- YOUR INSTRUCTIONS -
Extract the listing below in full, unchanged.
═════ INPUT DATA
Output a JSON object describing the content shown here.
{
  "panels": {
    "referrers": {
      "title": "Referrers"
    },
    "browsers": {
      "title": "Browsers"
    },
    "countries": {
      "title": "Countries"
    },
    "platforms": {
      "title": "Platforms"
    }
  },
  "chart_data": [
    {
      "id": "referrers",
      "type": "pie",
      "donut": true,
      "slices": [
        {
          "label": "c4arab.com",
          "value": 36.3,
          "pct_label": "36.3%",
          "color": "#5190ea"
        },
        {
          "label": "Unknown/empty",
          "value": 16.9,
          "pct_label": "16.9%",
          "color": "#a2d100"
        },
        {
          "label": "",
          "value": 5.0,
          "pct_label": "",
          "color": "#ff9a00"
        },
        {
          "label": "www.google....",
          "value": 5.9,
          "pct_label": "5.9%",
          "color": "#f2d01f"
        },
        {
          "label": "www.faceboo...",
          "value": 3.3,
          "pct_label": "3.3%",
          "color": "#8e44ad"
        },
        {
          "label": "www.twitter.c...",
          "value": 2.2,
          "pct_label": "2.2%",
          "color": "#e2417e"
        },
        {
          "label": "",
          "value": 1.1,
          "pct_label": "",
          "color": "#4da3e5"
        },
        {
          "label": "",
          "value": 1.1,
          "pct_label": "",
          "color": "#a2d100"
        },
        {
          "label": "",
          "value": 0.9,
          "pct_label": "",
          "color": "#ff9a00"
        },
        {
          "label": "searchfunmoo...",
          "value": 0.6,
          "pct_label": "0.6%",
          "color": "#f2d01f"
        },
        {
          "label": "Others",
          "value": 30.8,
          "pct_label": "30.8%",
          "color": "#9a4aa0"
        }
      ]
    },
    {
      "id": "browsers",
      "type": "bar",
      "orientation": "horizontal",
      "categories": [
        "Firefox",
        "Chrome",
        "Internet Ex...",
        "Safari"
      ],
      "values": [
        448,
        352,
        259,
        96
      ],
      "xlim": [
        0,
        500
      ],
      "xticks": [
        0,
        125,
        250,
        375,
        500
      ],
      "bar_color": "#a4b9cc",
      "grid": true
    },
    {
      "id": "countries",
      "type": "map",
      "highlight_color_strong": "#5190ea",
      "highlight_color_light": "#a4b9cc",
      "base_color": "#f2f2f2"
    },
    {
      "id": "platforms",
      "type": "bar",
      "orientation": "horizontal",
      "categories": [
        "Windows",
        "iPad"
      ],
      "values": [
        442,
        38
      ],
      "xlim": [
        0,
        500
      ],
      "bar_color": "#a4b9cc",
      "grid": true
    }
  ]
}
══════════
- ANSWER TO THE TASK -
Output a JSON object describing the content shown here.
{
  "panels": {
    "referrers": {
      "title": "Referrers"
    },
    "browsers": {
      "title": "Browsers"
    },
    "countries": {
      "title": "Countries"
    },
    "platforms": {
      "title": "Platforms"
    }
  },
  "chart_data": [
    {
      "id": "referrers",
      "type": "pie",
      "donut": true,
      "slices": [
        {
          "label": "c4arab.com",
          "value": 36.3,
          "pct_label": "36.3%",
          "color": "#5190ea"
        },
        {
          "label": "Unknown/empty",
          "value": 16.9,
          "pct_label": "16.9%",
          "color": "#a2d100"
        },
        {
          "label": "",
          "value": 5.0,
          "pct_label": "",
          "color": "#ff9a00"
        },
        {
          "label": "www.google....",
          "value": 5.9,
          "pct_label": "5.9%",
          "color": "#f2d01f"
        },
        {
          "label": "www.faceboo...",
          "value": 3.3,
          "pct_label": "3.3%",
          "color": "#8e44ad"
        },
        {
          "label": "www.twitter.c...",
          "value": 2.2,
          "pct_label": "2.2%",
          "color": "#e2417e"
        },
        {
          "label": "",
          "value": 1.1,
          "pct_label": "",
          "color": "#4da3e5"
        },
        {
          "label": "",
          "value": 1.1,
          "pct_label": "",
          "color": "#a2d100"
        },
        {
          "label": "",
          "value": 0.9,
          "pct_label": "",
          "color": "#ff9a00"
        },
        {
          "label": "searchfunmoo...",
          "value": 0.6,
          "pct_label": "0.6%",
          "color": "#f2d01f"
        },
        {
          "label": "Others",
          "value": 30.8,
          "pct_label": "30.8%",
          "color": "#9a4aa0"
        }
      ]
    },
    {
      "id": "browsers",
      "type": "bar",
      "orientation": "horizontal",
      "categories": [
        "Firefox",
        "Chrome",
        "Internet Ex...",
        "Safari"
      ],
      "values": [
        448,
        352,
        259,
        96
      ],
      "xlim": [
        0,
        500
      ],
      "xticks": [
        0,
        125,
        250,
        375,
        500
      ],
      "bar_color": "#a4b9cc",
      "grid": true
    },
    {
      "id": "countries",
      "type": "map",
      "highlight_color_strong": "#5190ea",
      "highlight_color_light": "#a4b9cc",
      "base_color": "#f2f2f2"
    },
    {
      "id": "platforms",
      "type": "bar",
      "orientation": "horizontal",
      "categories": [
        "Windows",
        "iPad"
      ],
      "values": [
        442,
        38
      ],
      "xlim": [
        0,
        500
      ],
      "bar_color": "#a4b9cc",
      "grid": true
    }
  ]
}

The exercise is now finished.